Dataset excerpts:

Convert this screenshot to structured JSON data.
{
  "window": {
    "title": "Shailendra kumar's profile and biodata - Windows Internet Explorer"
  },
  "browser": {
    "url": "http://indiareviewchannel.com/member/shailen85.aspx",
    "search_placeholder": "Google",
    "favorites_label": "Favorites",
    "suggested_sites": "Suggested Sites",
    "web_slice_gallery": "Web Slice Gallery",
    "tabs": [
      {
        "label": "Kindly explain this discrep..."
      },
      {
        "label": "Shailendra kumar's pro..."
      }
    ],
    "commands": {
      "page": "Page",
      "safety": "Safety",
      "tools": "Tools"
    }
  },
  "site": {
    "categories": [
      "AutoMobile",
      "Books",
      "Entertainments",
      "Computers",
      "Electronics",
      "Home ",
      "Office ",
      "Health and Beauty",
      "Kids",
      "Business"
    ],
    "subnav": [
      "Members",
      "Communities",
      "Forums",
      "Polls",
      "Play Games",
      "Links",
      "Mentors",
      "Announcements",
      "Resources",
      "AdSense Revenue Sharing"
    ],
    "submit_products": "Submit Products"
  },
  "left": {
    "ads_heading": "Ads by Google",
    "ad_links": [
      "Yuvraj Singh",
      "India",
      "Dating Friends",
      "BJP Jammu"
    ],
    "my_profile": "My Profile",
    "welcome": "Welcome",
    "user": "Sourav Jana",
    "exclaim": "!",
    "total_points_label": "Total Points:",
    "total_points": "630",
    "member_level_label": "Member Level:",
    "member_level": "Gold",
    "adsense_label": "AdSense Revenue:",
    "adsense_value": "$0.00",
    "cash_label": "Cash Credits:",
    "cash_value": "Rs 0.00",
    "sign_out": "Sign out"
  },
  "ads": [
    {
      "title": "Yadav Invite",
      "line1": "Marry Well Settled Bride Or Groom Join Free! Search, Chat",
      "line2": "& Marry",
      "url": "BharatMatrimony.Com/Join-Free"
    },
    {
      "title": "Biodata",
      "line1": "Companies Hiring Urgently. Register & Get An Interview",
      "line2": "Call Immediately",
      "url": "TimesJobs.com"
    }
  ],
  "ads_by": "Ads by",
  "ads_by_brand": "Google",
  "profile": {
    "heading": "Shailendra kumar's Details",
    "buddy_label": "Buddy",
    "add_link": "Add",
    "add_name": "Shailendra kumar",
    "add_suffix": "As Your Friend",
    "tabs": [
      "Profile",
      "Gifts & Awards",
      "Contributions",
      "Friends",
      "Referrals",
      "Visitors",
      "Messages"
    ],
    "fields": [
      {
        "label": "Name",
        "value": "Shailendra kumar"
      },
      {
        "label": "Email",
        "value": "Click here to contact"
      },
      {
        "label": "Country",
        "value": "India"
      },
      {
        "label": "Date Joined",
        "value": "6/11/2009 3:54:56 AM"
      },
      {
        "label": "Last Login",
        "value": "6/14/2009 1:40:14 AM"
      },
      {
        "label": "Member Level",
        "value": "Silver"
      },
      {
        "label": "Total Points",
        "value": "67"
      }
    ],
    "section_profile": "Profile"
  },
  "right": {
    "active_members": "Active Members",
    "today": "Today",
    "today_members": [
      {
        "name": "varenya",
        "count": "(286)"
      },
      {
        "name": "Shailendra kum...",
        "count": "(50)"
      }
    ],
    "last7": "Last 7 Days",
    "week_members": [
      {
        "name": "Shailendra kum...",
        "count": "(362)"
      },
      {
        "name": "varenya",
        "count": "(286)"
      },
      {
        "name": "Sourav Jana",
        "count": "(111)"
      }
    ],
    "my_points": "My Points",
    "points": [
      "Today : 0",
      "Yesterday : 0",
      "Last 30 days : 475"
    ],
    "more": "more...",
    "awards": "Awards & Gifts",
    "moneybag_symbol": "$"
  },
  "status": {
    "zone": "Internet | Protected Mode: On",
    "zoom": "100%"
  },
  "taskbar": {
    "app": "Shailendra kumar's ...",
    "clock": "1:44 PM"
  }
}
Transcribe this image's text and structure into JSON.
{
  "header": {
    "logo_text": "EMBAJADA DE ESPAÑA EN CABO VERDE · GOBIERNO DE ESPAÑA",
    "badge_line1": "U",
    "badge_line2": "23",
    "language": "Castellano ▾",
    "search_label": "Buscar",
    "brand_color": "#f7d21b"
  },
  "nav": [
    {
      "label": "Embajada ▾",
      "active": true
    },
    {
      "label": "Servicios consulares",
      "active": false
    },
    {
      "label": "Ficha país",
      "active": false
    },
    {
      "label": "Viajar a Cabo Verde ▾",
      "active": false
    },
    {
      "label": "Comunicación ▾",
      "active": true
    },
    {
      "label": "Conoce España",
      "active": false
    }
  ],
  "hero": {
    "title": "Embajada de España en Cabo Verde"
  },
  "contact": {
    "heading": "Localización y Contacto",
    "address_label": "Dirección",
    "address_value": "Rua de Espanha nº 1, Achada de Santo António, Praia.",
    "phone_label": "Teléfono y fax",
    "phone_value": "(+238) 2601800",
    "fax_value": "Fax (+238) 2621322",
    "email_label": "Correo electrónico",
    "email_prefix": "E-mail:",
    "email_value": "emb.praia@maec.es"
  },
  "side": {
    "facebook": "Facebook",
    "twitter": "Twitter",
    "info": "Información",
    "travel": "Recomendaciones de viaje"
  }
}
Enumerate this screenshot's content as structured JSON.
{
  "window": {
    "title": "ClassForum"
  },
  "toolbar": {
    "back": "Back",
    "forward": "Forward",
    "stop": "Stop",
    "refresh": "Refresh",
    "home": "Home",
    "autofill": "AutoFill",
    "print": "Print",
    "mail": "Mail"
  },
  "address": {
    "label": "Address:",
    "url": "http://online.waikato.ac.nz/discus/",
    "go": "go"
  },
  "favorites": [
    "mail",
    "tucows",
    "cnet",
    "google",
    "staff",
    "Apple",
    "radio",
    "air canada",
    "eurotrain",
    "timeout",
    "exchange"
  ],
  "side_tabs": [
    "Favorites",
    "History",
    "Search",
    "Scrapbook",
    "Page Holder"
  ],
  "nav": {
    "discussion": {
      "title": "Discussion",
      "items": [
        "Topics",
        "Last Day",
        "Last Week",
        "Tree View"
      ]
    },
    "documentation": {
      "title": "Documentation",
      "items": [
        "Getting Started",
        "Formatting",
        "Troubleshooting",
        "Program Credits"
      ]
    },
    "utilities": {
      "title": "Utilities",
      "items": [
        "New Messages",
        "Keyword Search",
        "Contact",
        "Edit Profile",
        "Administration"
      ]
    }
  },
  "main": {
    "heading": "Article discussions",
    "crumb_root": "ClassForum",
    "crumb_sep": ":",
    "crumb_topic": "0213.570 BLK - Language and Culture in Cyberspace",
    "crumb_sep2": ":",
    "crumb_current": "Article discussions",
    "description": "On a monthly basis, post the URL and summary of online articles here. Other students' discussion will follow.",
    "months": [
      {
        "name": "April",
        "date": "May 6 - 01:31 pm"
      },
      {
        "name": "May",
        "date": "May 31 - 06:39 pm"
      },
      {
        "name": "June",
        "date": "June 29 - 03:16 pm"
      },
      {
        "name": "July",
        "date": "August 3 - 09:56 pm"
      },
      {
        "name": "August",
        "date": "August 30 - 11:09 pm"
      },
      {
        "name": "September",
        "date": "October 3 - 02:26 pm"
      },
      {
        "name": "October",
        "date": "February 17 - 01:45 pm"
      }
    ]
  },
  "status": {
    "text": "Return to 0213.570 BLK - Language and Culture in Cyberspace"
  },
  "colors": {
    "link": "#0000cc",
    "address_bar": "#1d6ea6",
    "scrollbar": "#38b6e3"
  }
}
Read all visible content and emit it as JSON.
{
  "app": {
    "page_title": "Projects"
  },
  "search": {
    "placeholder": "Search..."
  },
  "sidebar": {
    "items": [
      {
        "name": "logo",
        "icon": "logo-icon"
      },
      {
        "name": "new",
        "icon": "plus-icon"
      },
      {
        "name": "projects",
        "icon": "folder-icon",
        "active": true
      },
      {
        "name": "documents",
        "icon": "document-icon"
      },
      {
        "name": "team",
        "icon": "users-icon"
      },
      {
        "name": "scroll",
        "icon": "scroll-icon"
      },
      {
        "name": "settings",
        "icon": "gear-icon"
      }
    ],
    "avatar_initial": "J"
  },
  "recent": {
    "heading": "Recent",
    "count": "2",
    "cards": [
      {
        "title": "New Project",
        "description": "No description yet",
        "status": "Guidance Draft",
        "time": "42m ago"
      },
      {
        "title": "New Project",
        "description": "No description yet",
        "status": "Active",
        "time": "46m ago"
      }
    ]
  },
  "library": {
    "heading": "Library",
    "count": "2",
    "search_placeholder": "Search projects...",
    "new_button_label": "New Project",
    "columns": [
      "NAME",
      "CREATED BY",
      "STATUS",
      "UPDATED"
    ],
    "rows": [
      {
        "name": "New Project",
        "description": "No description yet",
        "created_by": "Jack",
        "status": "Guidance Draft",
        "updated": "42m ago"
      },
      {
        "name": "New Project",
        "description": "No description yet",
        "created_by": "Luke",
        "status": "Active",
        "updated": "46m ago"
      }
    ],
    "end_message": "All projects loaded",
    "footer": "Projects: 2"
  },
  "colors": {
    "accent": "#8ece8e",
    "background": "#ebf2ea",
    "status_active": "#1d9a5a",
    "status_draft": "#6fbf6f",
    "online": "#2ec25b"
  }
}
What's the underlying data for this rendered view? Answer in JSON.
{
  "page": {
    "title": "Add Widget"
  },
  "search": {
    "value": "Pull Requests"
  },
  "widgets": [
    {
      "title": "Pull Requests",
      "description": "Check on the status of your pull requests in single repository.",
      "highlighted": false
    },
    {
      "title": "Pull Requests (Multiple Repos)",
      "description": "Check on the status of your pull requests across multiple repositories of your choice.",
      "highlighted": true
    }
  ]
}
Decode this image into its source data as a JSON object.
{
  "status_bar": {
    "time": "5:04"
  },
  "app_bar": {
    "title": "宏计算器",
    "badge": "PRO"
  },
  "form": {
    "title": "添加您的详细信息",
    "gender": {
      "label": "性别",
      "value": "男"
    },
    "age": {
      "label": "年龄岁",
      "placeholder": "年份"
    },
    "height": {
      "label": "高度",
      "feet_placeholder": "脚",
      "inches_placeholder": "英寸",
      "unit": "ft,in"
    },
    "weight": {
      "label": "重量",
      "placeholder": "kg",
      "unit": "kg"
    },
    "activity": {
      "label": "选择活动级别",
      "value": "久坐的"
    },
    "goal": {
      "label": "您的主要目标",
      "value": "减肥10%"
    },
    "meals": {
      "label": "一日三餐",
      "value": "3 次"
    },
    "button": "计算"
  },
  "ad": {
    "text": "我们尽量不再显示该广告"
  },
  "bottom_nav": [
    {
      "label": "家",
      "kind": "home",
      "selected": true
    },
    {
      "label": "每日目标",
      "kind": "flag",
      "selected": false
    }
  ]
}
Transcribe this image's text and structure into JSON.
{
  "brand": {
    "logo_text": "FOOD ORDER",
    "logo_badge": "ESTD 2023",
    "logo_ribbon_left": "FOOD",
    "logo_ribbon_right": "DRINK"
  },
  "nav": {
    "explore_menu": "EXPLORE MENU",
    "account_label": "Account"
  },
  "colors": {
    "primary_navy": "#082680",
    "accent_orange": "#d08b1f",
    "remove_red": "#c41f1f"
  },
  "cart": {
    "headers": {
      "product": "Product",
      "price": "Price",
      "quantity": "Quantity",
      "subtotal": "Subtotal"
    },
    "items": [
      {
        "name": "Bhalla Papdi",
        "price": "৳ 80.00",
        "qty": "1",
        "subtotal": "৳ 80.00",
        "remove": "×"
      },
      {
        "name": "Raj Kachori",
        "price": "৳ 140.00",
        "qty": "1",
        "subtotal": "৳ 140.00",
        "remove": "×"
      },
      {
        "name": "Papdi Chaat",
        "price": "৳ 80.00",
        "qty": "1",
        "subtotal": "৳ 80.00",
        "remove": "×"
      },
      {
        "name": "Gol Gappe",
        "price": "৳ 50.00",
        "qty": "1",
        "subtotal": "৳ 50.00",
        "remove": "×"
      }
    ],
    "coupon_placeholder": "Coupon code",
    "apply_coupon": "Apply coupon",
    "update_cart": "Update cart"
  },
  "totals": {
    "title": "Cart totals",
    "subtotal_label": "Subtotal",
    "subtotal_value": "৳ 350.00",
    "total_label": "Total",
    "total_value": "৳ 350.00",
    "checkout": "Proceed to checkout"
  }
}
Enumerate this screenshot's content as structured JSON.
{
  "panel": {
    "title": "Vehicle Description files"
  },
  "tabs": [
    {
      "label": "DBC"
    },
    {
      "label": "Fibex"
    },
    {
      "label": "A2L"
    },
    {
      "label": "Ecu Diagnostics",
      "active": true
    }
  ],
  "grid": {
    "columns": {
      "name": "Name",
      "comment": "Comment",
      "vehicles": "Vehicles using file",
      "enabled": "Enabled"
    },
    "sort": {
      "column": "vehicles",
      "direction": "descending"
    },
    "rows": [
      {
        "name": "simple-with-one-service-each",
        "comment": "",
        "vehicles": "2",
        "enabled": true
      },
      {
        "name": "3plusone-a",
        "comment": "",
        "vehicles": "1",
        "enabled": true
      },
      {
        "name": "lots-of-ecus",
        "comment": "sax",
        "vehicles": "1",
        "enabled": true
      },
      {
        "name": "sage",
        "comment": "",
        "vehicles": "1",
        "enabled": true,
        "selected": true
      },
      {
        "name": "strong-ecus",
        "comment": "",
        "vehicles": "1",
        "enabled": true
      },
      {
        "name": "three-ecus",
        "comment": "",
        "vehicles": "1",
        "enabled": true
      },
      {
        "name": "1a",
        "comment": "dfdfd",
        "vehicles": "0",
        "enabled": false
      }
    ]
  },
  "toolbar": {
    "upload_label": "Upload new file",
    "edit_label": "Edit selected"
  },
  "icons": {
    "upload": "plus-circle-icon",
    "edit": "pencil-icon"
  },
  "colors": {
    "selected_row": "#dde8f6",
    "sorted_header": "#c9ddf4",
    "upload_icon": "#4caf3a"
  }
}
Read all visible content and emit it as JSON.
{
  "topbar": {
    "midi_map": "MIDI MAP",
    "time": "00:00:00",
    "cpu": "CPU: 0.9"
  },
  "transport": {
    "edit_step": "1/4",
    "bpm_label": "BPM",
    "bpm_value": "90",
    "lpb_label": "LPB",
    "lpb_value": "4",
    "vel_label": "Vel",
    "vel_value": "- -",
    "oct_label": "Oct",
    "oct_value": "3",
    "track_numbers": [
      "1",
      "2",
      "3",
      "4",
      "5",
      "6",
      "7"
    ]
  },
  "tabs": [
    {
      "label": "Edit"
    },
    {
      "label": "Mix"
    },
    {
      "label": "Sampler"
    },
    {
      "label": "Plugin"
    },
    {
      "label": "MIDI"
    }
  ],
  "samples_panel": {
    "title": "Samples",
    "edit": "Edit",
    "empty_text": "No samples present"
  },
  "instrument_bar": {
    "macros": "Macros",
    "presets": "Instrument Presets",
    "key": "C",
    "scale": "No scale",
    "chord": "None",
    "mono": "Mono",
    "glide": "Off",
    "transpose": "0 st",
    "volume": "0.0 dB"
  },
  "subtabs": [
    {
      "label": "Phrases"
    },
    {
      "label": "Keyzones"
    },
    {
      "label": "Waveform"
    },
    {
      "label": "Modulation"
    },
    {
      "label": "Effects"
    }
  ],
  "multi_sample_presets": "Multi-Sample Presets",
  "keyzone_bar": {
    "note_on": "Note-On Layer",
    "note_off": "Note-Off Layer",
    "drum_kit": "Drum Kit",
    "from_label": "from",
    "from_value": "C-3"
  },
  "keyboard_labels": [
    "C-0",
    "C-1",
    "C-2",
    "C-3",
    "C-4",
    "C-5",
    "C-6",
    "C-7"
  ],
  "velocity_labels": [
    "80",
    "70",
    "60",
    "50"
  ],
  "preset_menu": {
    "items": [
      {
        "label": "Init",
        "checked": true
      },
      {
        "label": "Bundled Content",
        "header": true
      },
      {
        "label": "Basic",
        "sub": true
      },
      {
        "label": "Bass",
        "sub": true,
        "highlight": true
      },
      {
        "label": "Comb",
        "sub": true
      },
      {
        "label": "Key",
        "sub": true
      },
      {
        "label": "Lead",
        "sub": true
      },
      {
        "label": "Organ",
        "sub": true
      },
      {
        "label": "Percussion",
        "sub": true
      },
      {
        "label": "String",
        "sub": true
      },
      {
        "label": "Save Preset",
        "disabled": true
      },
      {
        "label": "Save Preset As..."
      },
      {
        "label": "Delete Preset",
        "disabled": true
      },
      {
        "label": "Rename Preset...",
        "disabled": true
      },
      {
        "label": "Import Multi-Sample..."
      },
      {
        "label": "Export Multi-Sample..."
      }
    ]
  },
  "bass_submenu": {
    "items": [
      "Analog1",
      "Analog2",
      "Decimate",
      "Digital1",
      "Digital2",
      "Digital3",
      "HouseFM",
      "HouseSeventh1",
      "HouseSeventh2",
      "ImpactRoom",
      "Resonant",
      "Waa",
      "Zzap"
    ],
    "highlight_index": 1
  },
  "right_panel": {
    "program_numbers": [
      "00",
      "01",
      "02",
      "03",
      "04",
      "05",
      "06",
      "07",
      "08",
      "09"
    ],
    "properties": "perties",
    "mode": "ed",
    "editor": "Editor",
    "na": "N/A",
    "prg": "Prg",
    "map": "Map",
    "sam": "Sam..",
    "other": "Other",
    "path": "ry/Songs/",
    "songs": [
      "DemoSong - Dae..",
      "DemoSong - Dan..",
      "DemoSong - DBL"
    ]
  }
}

REQUIREMENT: Gather every line from the listing above in which the word "August" appears.

EXERCISE ANSWER:
        "date": "August 3 - 09:56 pm"
        "name": "August",
        "date": "August 30 - 11:09 pm"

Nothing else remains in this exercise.